Given problem:
Restate word for word the lines from the one containing "Output the text content of this document." through the end of the listing below, with both ends included.

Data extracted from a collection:
········
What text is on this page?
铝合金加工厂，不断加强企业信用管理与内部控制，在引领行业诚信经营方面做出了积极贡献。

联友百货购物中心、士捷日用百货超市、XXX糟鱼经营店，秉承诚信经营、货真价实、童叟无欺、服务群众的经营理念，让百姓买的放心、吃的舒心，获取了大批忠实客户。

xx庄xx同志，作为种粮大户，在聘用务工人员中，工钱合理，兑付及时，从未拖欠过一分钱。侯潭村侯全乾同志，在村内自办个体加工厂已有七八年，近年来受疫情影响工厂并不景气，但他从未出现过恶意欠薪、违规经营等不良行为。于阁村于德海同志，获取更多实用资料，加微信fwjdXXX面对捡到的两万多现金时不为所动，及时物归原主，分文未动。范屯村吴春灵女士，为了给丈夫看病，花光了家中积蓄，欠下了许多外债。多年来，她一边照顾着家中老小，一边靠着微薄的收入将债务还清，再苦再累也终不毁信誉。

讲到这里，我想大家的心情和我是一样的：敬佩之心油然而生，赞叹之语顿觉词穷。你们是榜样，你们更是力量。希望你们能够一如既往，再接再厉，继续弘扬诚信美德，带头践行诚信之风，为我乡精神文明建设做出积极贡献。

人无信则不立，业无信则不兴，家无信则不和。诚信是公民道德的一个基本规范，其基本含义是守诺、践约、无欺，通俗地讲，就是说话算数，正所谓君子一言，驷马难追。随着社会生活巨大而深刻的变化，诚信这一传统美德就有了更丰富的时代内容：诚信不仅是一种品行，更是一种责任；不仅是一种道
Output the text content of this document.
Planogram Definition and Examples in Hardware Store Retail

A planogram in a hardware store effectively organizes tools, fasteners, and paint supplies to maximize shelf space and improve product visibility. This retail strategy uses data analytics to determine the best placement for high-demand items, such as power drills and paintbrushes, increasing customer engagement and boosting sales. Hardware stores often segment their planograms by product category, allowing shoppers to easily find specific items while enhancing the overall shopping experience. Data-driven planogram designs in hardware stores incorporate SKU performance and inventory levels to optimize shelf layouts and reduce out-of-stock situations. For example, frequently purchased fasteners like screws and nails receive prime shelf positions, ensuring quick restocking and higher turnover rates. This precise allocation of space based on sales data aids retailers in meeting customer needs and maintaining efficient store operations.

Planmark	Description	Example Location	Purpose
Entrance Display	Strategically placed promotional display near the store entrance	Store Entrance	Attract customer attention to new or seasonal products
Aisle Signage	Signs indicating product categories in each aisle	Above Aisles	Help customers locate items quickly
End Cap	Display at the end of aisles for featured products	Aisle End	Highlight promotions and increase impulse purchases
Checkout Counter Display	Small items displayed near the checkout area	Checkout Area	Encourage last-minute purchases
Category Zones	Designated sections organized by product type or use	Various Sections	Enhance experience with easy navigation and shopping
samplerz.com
········
Task solution:
Output the text content of this document.
Planogram Definition and Examples in Hardware Store Retail

A planogram in a hardware store effectively organizes tools, fasteners, and paint supplies to maximize shelf space and improve product visibility. This retail strategy uses data analytics to determine the best placement for high-demand items, such as power drills and paintbrushes, increasing customer engagement and boosting sales. Hardware stores often segment their planograms by product category, allowing shoppers to easily find specific items while enhancing the overall shopping experience. Data-driven planogram designs in hardware stores incorporate SKU performance and inventory levels to optimize shelf layouts and reduce out-of-stock situations. For example, frequently purchased fasteners like screws and nails receive prime shelf positions, ensuring quick restocking and higher turnover rates. This precise allocation of space based on sales data aids retailers in meeting customer needs and maintaining efficient store operations.

Planmark	Description	Example Location	Purpose
Entrance Display	Strategically placed promotional display near the store entrance	Store Entrance	Attract customer attention to new or seasonal products
Aisle Signage	Signs indicating product categories in each aisle	Above Aisles	Help customers locate items quickly
End Cap	Display at the end of aisles for featured products	Aisle End	Highlight promotions and increase impulse purchases
Checkout Counter Display	Small items displayed near the checkout area	Checkout Area	Encourage last-minute purchases
Category Zones	Designated sections organized by product type or use	Various Sections	Enhance experience with easy navigation and shopping
samplerz.com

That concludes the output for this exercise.